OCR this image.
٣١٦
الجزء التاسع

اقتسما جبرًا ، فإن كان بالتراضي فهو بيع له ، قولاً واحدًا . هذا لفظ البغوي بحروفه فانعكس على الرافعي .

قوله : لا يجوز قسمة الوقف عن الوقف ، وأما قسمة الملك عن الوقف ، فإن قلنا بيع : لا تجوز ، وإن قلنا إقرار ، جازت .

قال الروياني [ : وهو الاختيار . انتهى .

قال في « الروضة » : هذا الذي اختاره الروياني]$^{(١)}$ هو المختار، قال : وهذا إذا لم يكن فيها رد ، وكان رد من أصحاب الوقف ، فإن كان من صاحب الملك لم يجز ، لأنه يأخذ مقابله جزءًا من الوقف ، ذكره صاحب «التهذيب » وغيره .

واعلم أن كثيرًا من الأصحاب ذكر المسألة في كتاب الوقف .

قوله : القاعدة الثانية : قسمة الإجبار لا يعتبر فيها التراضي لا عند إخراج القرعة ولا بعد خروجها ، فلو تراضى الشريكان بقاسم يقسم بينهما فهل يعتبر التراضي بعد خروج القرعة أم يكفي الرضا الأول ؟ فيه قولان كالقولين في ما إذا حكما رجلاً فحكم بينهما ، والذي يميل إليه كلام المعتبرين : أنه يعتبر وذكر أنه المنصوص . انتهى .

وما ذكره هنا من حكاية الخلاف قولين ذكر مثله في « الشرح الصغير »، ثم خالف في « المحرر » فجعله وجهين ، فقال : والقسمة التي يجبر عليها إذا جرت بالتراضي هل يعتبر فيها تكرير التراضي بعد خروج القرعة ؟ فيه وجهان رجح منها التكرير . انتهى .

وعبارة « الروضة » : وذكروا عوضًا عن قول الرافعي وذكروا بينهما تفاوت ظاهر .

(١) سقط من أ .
————————
## Problem
Reproduce the entries above exactly.

## Reply
OCR this image.
٣١٦
الجزء التاسع

اقتسما جبرًا ، فإن كان بالتراضي فهو بيع له ، قولاً واحدًا . هذا لفظ البغوي بحروفه فانعكس على الرافعي .

قوله : لا يجوز قسمة الوقف عن الوقف ، وأما قسمة الملك عن الوقف ، فإن قلنا بيع : لا تجوز ، وإن قلنا إقرار ، جازت .

قال الروياني [ : وهو الاختيار . انتهى .

قال في « الروضة » : هذا الذي اختاره الروياني]$^{(١)}$ هو المختار، قال : وهذا إذا لم يكن فيها رد ، وكان رد من أصحاب الوقف ، فإن كان من صاحب الملك لم يجز ، لأنه يأخذ مقابله جزءًا من الوقف ، ذكره صاحب «التهذيب » وغيره .

واعلم أن كثيرًا من الأصحاب ذكر المسألة في كتاب الوقف .

قوله : القاعدة الثانية : قسمة الإجبار لا يعتبر فيها التراضي لا عند إخراج القرعة ولا بعد خروجها ، فلو تراضى الشريكان بقاسم يقسم بينهما فهل يعتبر التراضي بعد خروج القرعة أم يكفي الرضا الأول ؟ فيه قولان كالقولين في ما إذا حكما رجلاً فحكم بينهما ، والذي يميل إليه كلام المعتبرين : أنه يعتبر وذكر أنه المنصوص . انتهى .

وما ذكره هنا من حكاية الخلاف قولين ذكر مثله في « الشرح الصغير »، ثم خالف في « المحرر » فجعله وجهين ، فقال : والقسمة التي يجبر عليها إذا جرت بالتراضي هل يعتبر فيها تكرير التراضي بعد خروج القرعة ؟ فيه وجهان رجح منها التكرير . انتهى .

وعبارة « الروضة » : وذكروا عوضًا عن قول الرافعي وذكروا بينهما تفاوت ظاهر .

(١) سقط من أ .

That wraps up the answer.